◆ Task requirements
Each entry below must be repeated exactly, with pictures left out.

===== Working data

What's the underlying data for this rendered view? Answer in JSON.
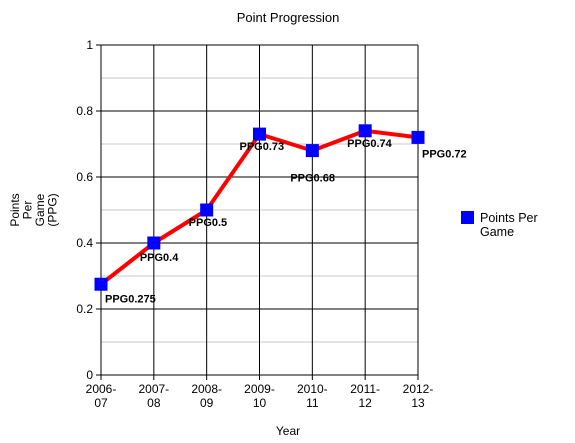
{
  "chart_data": {
    "type": "line",
    "title": "Point Progression",
    "xlabel": "Year",
    "ylabel_lines": [
      "Points",
      "Per",
      "Game",
      "(PPG)"
    ],
    "categories": [
      [
        "2006-",
        "07"
      ],
      [
        "2007-",
        "08"
      ],
      [
        "2008-",
        "09"
      ],
      [
        "2009-",
        "10"
      ],
      [
        "2010-",
        "11"
      ],
      [
        "2011-",
        "12"
      ],
      [
        "2012-",
        "13"
      ]
    ],
    "ylim": [
      0,
      1
    ],
    "yticks": [
      0,
      0.2,
      0.4,
      0.6,
      0.8,
      1
    ],
    "ytick_labels": [
      "0",
      "0.2",
      "0.4",
      "0.6",
      "0.8",
      "1"
    ],
    "grid": true,
    "legend_position": "right",
    "series": [
      {
        "name_lines": [
          "Points Per",
          "Game"
        ],
        "values": [
          0.275,
          0.4,
          0.5,
          0.73,
          0.68,
          0.74,
          0.72
        ],
        "data_labels": [
          "PPG0.275",
          "PPG0.4",
          "PPG0.5",
          "PPG0.73",
          "PPG0.68",
          "PPG0.74",
          "PPG0.72"
        ],
        "line_color": "#ff0000",
        "marker_color": "#0000ff"
      }
    ]
  }
}
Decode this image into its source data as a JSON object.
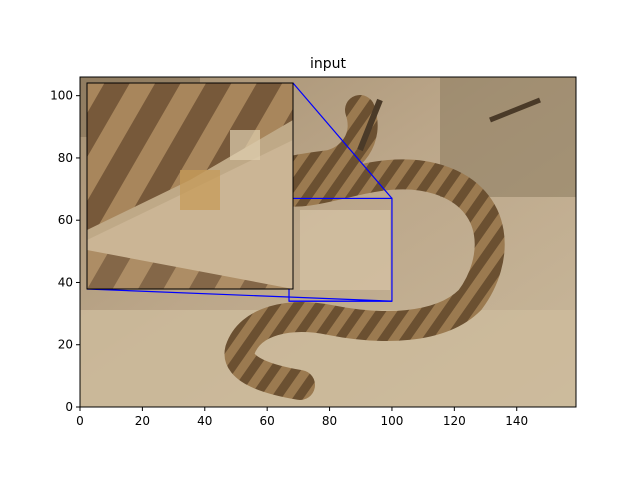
{
  "chart_data": {
    "type": "image",
    "title": "input",
    "xlabel": "",
    "ylabel": "",
    "xlim": [
      0,
      159
    ],
    "ylim": [
      0,
      106
    ],
    "x_ticks": [
      0,
      20,
      40,
      60,
      80,
      100,
      120,
      140
    ],
    "y_ticks": [
      0,
      20,
      40,
      60,
      80,
      100
    ],
    "image_content": "pixelated photo of a rattlesnake coiled on rocks",
    "zoom_inset": {
      "source_region": {
        "x": [
          67,
          100
        ],
        "y": [
          34,
          67
        ]
      },
      "indicator_color": "#0000ff"
    }
  }
}
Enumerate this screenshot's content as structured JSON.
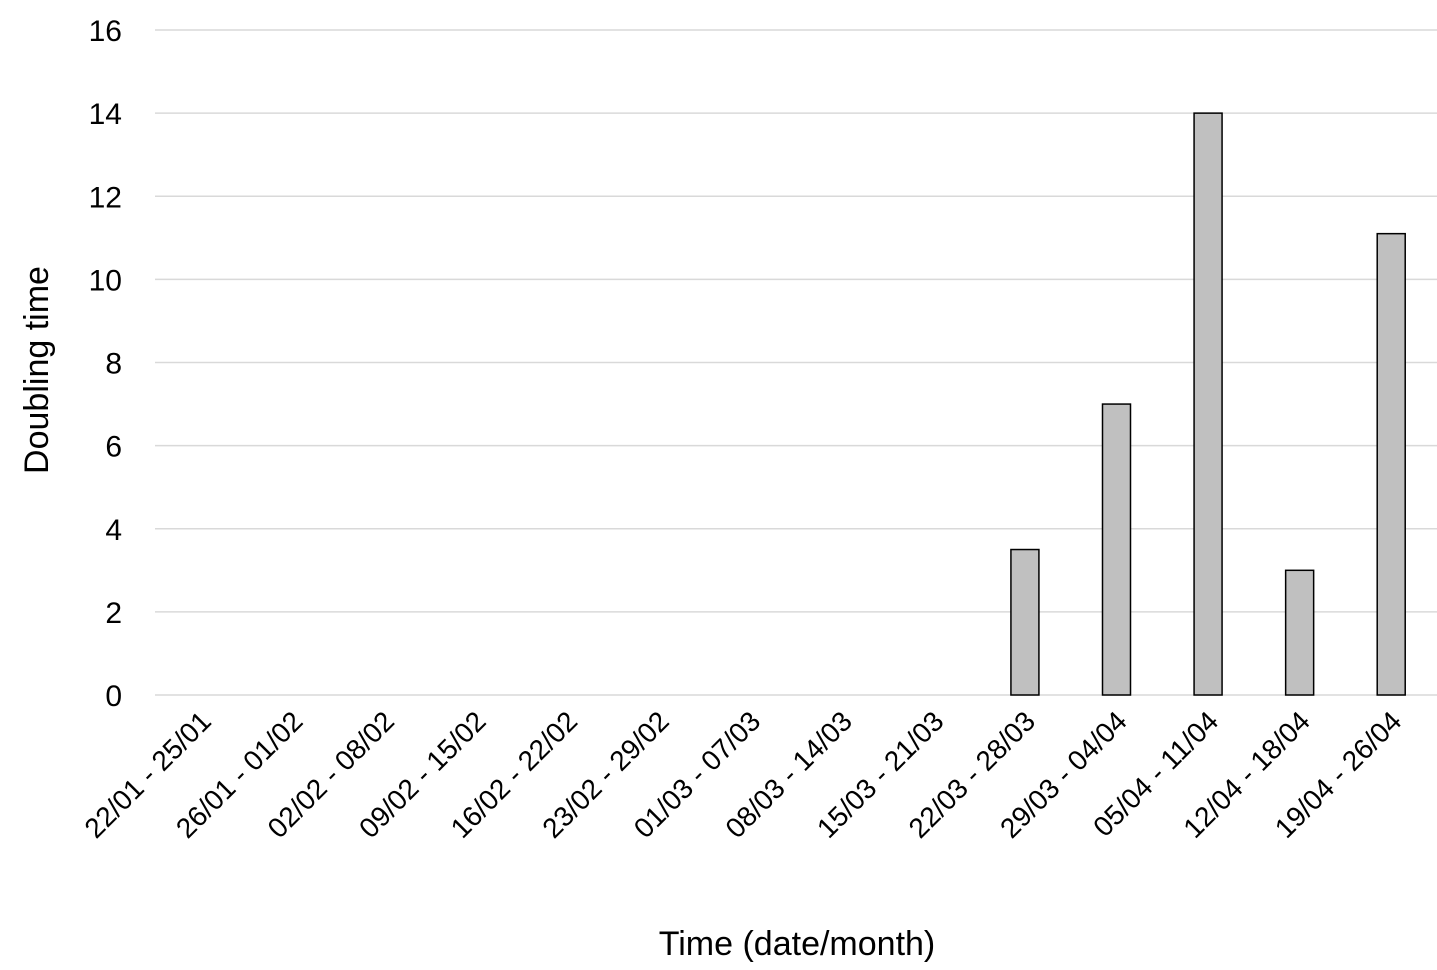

==========

◆ Expected output
What's the underlying data for this rendered view? Answer in JSON.
{
  "chart_data": {
    "type": "line",
    "title": "Point Progression",
    "xlabel": "Year",
    "ylabel_lines": [
      "Points",
      "Per",
      "Game",
      "(PPG)"
    ],
    "categories": [
      [
        "2006-",
        "07"
      ],
      [
        "2007-",
        "08"
      ],
      [
        "2008-",
        "09"
      ],
      [
        "2009-",
        "10"
      ],
      [
        "2010-",
        "11"
      ],
      [
        "2011-",
        "12"
      ],
      [
        "2012-",
        "13"
      ]
    ],
    "ylim": [
      0,
      1
    ],
    "yticks": [
      0,
      0.2,
      0.4,
      0.6,
      0.8,
      1
    ],
    "ytick_labels": [
      "0",
      "0.2",
      "0.4",
      "0.6",
      "0.8",
      "1"
    ],
    "grid": true,
    "legend_position": "right",
    "series": [
      {
        "name_lines": [
          "Points Per",
          "Game"
        ],
        "values": [
          0.275,
          0.4,
          0.5,
          0.73,
          0.68,
          0.74,
          0.72
        ],
        "data_labels": [
          "PPG0.275",
          "PPG0.4",
          "PPG0.5",
          "PPG0.73",
          "PPG0.68",
          "PPG0.74",
          "PPG0.72"
        ],
        "line_color": "#ff0000",
        "marker_color": "#0000ff"
      }
    ]
  }
}
Decode this image into its source data as a JSON object.
{
  "chart_data": {
    "type": "image",
    "title": "input",
    "xlabel": "",
    "ylabel": "",
    "xlim": [
      0,
      159
    ],
    "ylim": [
      0,
      106
    ],
    "x_ticks": [
      0,
      20,
      40,
      60,
      80,
      100,
      120,
      140
    ],
    "y_ticks": [
      0,
      20,
      40,
      60,
      80,
      100
    ],
    "image_content": "pixelated photo of a rattlesnake coiled on rocks",
    "zoom_inset": {
      "source_region": {
        "x": [
          67,
          100
        ],
        "y": [
          34,
          67
        ]
      },
      "indicator_color": "#0000ff"
    }
  }
}
Enumerate this screenshot's content as structured JSON.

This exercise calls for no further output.